# Task inputs start

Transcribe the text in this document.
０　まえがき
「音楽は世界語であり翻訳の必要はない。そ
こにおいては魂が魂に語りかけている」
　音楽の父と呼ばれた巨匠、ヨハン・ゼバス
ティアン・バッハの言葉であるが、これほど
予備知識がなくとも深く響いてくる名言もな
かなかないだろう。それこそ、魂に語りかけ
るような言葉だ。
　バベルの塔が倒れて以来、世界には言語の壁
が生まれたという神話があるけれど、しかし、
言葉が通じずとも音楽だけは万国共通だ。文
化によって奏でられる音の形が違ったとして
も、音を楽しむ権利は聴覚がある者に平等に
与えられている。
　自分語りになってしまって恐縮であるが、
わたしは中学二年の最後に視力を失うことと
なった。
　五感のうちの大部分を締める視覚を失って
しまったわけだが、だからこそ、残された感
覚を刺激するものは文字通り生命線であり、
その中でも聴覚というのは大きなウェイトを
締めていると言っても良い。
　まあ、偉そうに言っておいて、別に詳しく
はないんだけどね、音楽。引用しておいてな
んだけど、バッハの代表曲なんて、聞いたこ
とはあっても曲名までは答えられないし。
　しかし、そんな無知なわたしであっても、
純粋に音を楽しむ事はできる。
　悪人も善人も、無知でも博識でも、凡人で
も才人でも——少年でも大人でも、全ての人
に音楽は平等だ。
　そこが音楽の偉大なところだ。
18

# Task inputs end

# [Task to complete]
Restate each entry exactly, skipping none.

# [Output of the task]
Transcribe the text in this document.
０　まえがき
「音楽は世界語であり翻訳の必要はない。そ
こにおいては魂が魂に語りかけている」
　音楽の父と呼ばれた巨匠、ヨハン・ゼバス
ティアン・バッハの言葉であるが、これほど
予備知識がなくとも深く響いてくる名言もな
かなかないだろう。それこそ、魂に語りかけ
るような言葉だ。
　バベルの塔が倒れて以来、世界には言語の壁
が生まれたという神話があるけれど、しかし、
言葉が通じずとも音楽だけは万国共通だ。文
化によって奏でられる音の形が違ったとして
も、音を楽しむ権利は聴覚がある者に平等に
与えられている。
　自分語りになってしまって恐縮であるが、
わたしは中学二年の最後に視力を失うことと
なった。
　五感のうちの大部分を締める視覚を失って
しまったわけだが、だからこそ、残された感
覚を刺激するものは文字通り生命線であり、
その中でも聴覚というのは大きなウェイトを
締めていると言っても良い。
　まあ、偉そうに言っておいて、別に詳しく
はないんだけどね、音楽。引用しておいてな
んだけど、バッハの代表曲なんて、聞いたこ
とはあっても曲名までは答えられないし。
　しかし、そんな無知なわたしであっても、
純粋に音を楽しむ事はできる。
　悪人も善人も、無知でも博識でも、凡人で
も才人でも——少年でも大人でも、全ての人
に音楽は平等だ。
　そこが音楽の偉大なところだ。
18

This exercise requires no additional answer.